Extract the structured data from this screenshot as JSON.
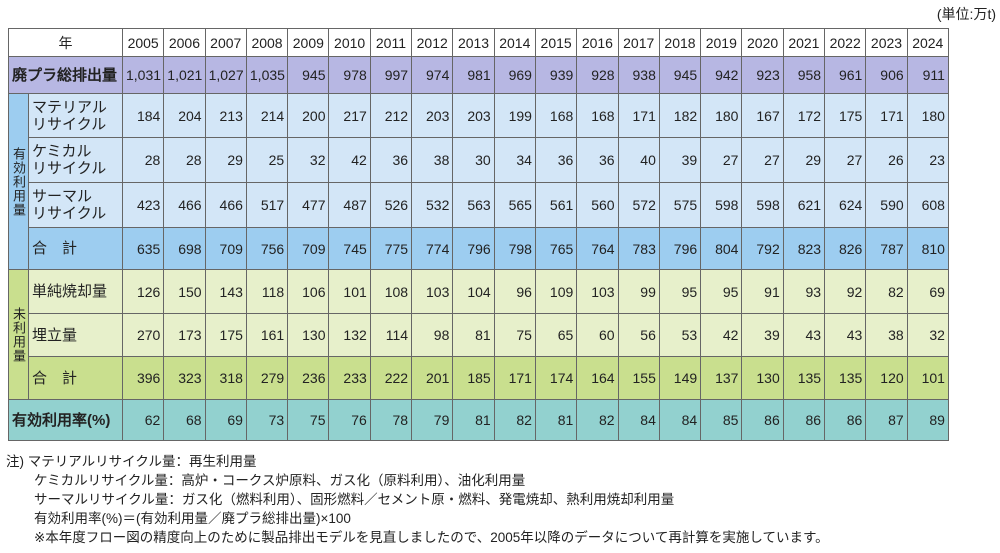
{
  "unit": "(単位:万t)",
  "table": {
    "header_label": "年",
    "years": [
      "2005",
      "2006",
      "2007",
      "2008",
      "2009",
      "2010",
      "2011",
      "2012",
      "2013",
      "2014",
      "2015",
      "2016",
      "2017",
      "2018",
      "2019",
      "2020",
      "2021",
      "2022",
      "2023",
      "2024"
    ],
    "sections": [
      {
        "rows": [
          {
            "label": [
              "廃プラ総排出量"
            ],
            "values": [
              "1,031",
              "1,021",
              "1,027",
              "1,035",
              "945",
              "978",
              "997",
              "974",
              "981",
              "969",
              "939",
              "928",
              "938",
              "945",
              "942",
              "923",
              "958",
              "961",
              "906",
              "911"
            ]
          }
        ]
      },
      {
        "label": "有効利用量",
        "rows": [
          {
            "label": [
              "マテリアル",
              "リサイクル"
            ],
            "values": [
              "184",
              "204",
              "213",
              "214",
              "200",
              "217",
              "212",
              "203",
              "203",
              "199",
              "168",
              "168",
              "171",
              "182",
              "180",
              "167",
              "172",
              "175",
              "171",
              "180"
            ]
          },
          {
            "label": [
              "ケミカル",
              "リサイクル"
            ],
            "values": [
              "28",
              "28",
              "29",
              "25",
              "32",
              "42",
              "36",
              "38",
              "30",
              "34",
              "36",
              "36",
              "40",
              "39",
              "27",
              "27",
              "29",
              "27",
              "26",
              "23"
            ]
          },
          {
            "label": [
              "サーマル",
              "リサイクル"
            ],
            "values": [
              "423",
              "466",
              "466",
              "517",
              "477",
              "487",
              "526",
              "532",
              "563",
              "565",
              "561",
              "560",
              "572",
              "575",
              "598",
              "598",
              "621",
              "624",
              "590",
              "608"
            ]
          },
          {
            "label": [
              "合　計"
            ],
            "values": [
              "635",
              "698",
              "709",
              "756",
              "709",
              "745",
              "775",
              "774",
              "796",
              "798",
              "765",
              "764",
              "783",
              "796",
              "804",
              "792",
              "823",
              "826",
              "787",
              "810"
            ]
          }
        ]
      },
      {
        "label": "未利用量",
        "rows": [
          {
            "label": [
              "単純焼却量"
            ],
            "values": [
              "126",
              "150",
              "143",
              "118",
              "106",
              "101",
              "108",
              "103",
              "104",
              "96",
              "109",
              "103",
              "99",
              "95",
              "95",
              "91",
              "93",
              "92",
              "82",
              "69"
            ]
          },
          {
            "label": [
              "埋立量"
            ],
            "values": [
              "270",
              "173",
              "175",
              "161",
              "130",
              "132",
              "114",
              "98",
              "81",
              "75",
              "65",
              "60",
              "56",
              "53",
              "42",
              "39",
              "43",
              "43",
              "38",
              "32"
            ]
          },
          {
            "label": [
              "合　計"
            ],
            "values": [
              "396",
              "323",
              "318",
              "279",
              "236",
              "233",
              "222",
              "201",
              "185",
              "171",
              "174",
              "164",
              "155",
              "149",
              "137",
              "130",
              "135",
              "135",
              "120",
              "101"
            ]
          }
        ]
      },
      {
        "rows": [
          {
            "label": [
              "有効利用率(%)"
            ],
            "values": [
              "62",
              "68",
              "69",
              "73",
              "75",
              "76",
              "78",
              "79",
              "81",
              "82",
              "81",
              "82",
              "84",
              "84",
              "85",
              "86",
              "86",
              "86",
              "87",
              "89"
            ]
          }
        ]
      }
    ]
  },
  "notes": {
    "prefix": "注)",
    "lines": [
      "マテリアルリサイクル量：再生利用量",
      "ケミカルリサイクル量：高炉・コークス炉原料、ガス化（原料利用）、油化利用量",
      "サーマルリサイクル量：ガス化（燃料利用）、固形燃料／セメント原・燃料、発電焼却、熱利用焼却利用量",
      "有効利用率(%)＝(有効利用量／廃プラ総排出量)×100",
      "※本年度フロー図の精度向上のために製品排出モデルを見直しましたので、2005年以降のデータについて再計算を実施しています。"
    ]
  }
}
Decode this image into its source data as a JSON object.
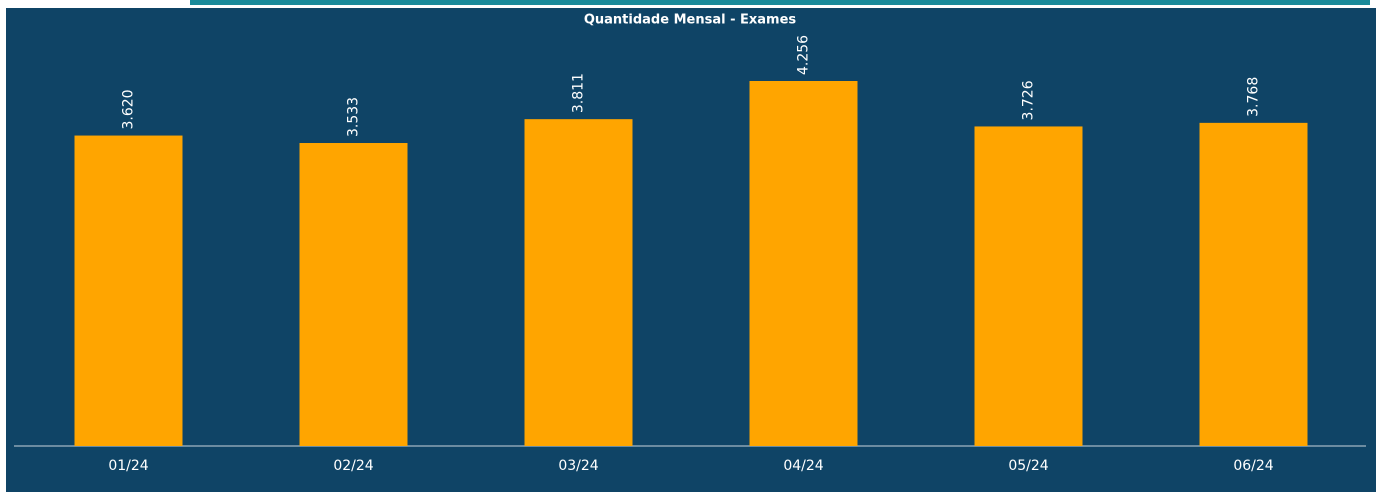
{
  "chart_data": {
    "type": "bar",
    "title": "Quantidade Mensal - Exames",
    "categories": [
      "01/24",
      "02/24",
      "03/24",
      "04/24",
      "05/24",
      "06/24"
    ],
    "values": [
      3620,
      3533,
      3811,
      4256,
      3726,
      3768
    ],
    "value_labels": [
      "3.620",
      "3.533",
      "3.811",
      "4.256",
      "3.726",
      "3.768"
    ],
    "color": "#ffa500"
  }
}
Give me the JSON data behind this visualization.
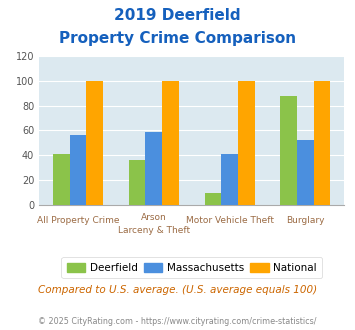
{
  "title_line1": "2019 Deerfield",
  "title_line2": "Property Crime Comparison",
  "cat_labels_top": [
    "All Property Crime",
    "Arson",
    "Motor Vehicle Theft",
    "Burglary"
  ],
  "cat_labels_bot": [
    "",
    "Larceny & Theft",
    "",
    ""
  ],
  "deerfield": [
    41,
    36,
    9,
    88
  ],
  "massachusetts": [
    56,
    59,
    41,
    52
  ],
  "national": [
    100,
    100,
    100,
    100
  ],
  "colors": {
    "deerfield": "#8bc34a",
    "massachusetts": "#4b8fde",
    "national": "#ffa500"
  },
  "ylim": [
    0,
    120
  ],
  "yticks": [
    0,
    20,
    40,
    60,
    80,
    100,
    120
  ],
  "background_color": "#dce9f0",
  "title_color": "#1560bd",
  "xlabel_color": "#9b6b44",
  "footer_text": "Compared to U.S. average. (U.S. average equals 100)",
  "copyright_text": "© 2025 CityRating.com - https://www.cityrating.com/crime-statistics/",
  "legend_labels": [
    "Deerfield",
    "Massachusetts",
    "National"
  ]
}
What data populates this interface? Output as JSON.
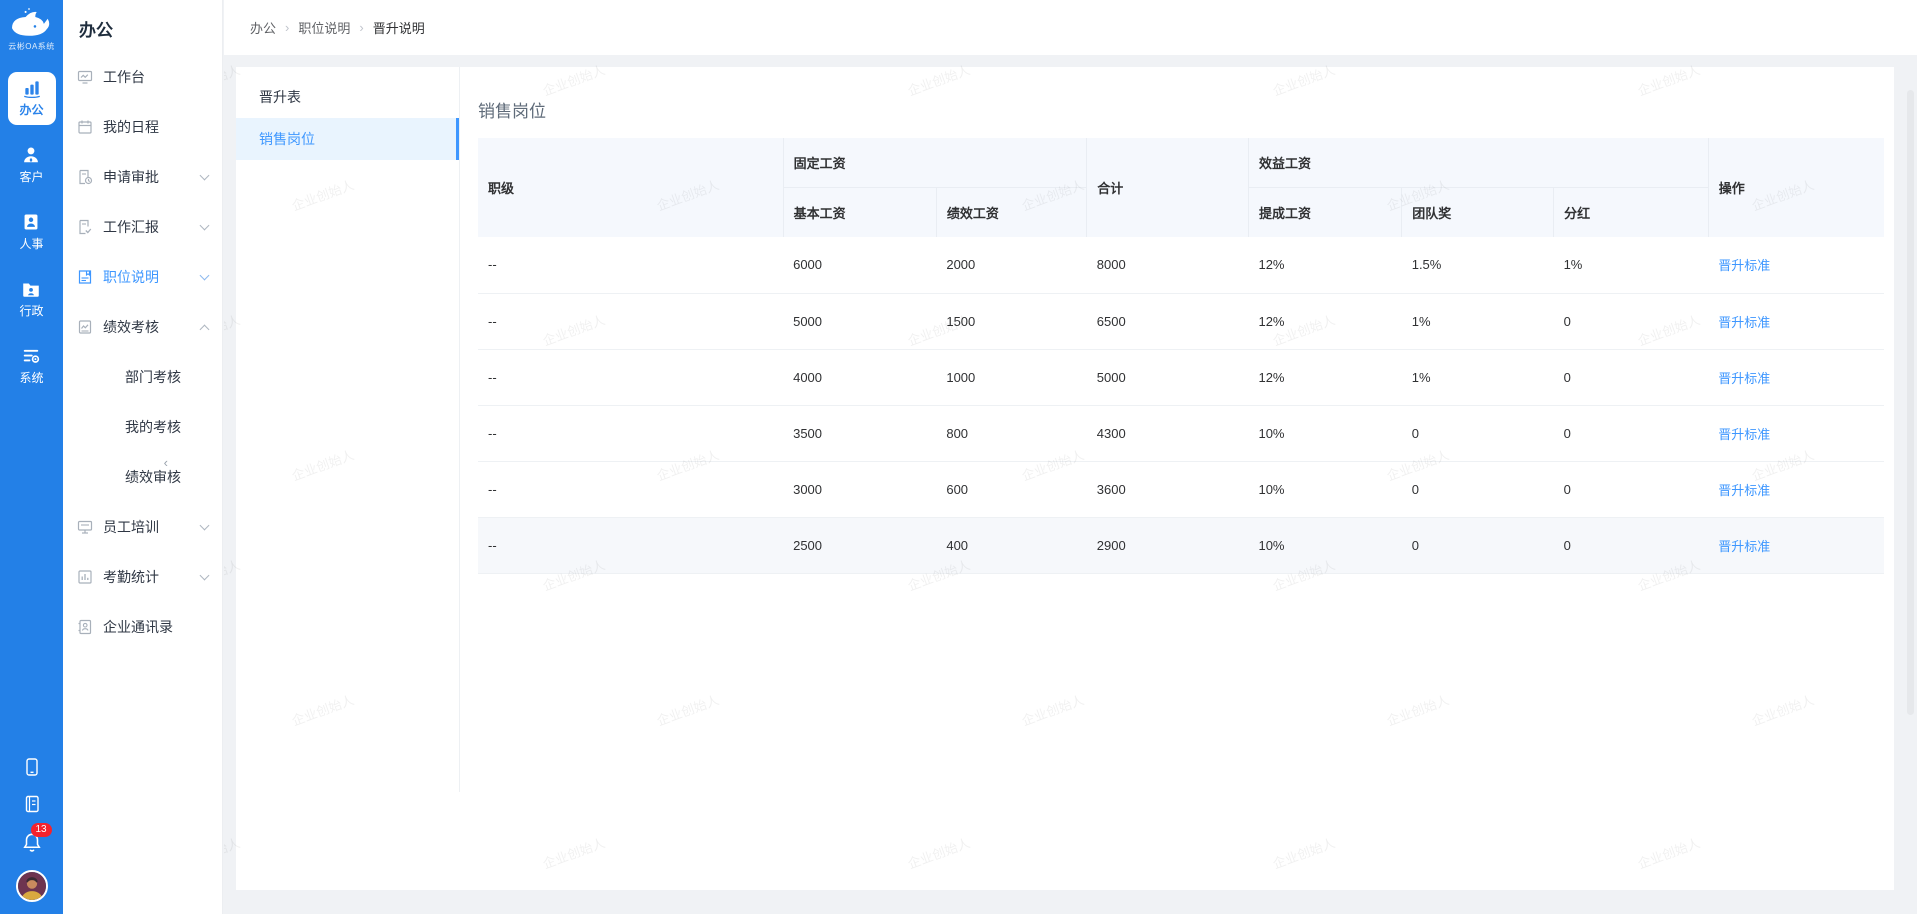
{
  "app": {
    "logo_text": "云彬OA系统"
  },
  "rail": {
    "items": [
      {
        "label": "办公"
      },
      {
        "label": "客户"
      },
      {
        "label": "人事"
      },
      {
        "label": "行政"
      },
      {
        "label": "系统"
      }
    ],
    "notification_count": "13"
  },
  "sidebar": {
    "title": "办公",
    "items": [
      {
        "label": "工作台"
      },
      {
        "label": "我的日程"
      },
      {
        "label": "申请审批"
      },
      {
        "label": "工作汇报"
      },
      {
        "label": "职位说明"
      },
      {
        "label": "绩效考核"
      },
      {
        "label": "部门考核"
      },
      {
        "label": "我的考核"
      },
      {
        "label": "绩效审核"
      },
      {
        "label": "员工培训"
      },
      {
        "label": "考勤统计"
      },
      {
        "label": "企业通讯录"
      }
    ]
  },
  "breadcrumb": {
    "separator": "›",
    "items": [
      "办公",
      "职位说明",
      "晋升说明"
    ]
  },
  "panel": {
    "header": "晋升表",
    "selected_item": "销售岗位"
  },
  "main": {
    "title": "销售岗位",
    "table": {
      "headers": {
        "level": "职级",
        "fixed_group": "固定工资",
        "base": "基本工资",
        "perf": "绩效工资",
        "total": "合计",
        "benefit_group": "效益工资",
        "commission": "提成工资",
        "team": "团队奖",
        "dividend": "分红",
        "action": "操作"
      },
      "rows": [
        {
          "level": "--",
          "base": "6000",
          "perf": "2000",
          "total": "8000",
          "commission": "12%",
          "team": "1.5%",
          "dividend": "1%"
        },
        {
          "level": "--",
          "base": "5000",
          "perf": "1500",
          "total": "6500",
          "commission": "12%",
          "team": "1%",
          "dividend": "0"
        },
        {
          "level": "--",
          "base": "4000",
          "perf": "1000",
          "total": "5000",
          "commission": "12%",
          "team": "1%",
          "dividend": "0"
        },
        {
          "level": "--",
          "base": "3500",
          "perf": "800",
          "total": "4300",
          "commission": "10%",
          "team": "0",
          "dividend": "0"
        },
        {
          "level": "--",
          "base": "3000",
          "perf": "600",
          "total": "3600",
          "commission": "10%",
          "team": "0",
          "dividend": "0"
        },
        {
          "level": "--",
          "base": "2500",
          "perf": "400",
          "total": "2900",
          "commission": "10%",
          "team": "0",
          "dividend": "0"
        }
      ],
      "action_label": "晋升标准"
    }
  },
  "watermark": {
    "text": "企业创始人"
  },
  "colors": {
    "rail_blue": "#2380e7",
    "accent_blue": "#2c84ea",
    "link_blue": "#3e97ff",
    "badge_red": "#f5222d",
    "header_bg": "#f5f8fd"
  }
}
_ _ _ _ _ _ _
Gather each line of the records holding the string "perf".

The output ▸
        "perf": "绩效工资",
          "perf": "2000",
          "perf": "1500",
          "perf": "1000",
          "perf": "800",
          "perf": "600",
          "perf": "400",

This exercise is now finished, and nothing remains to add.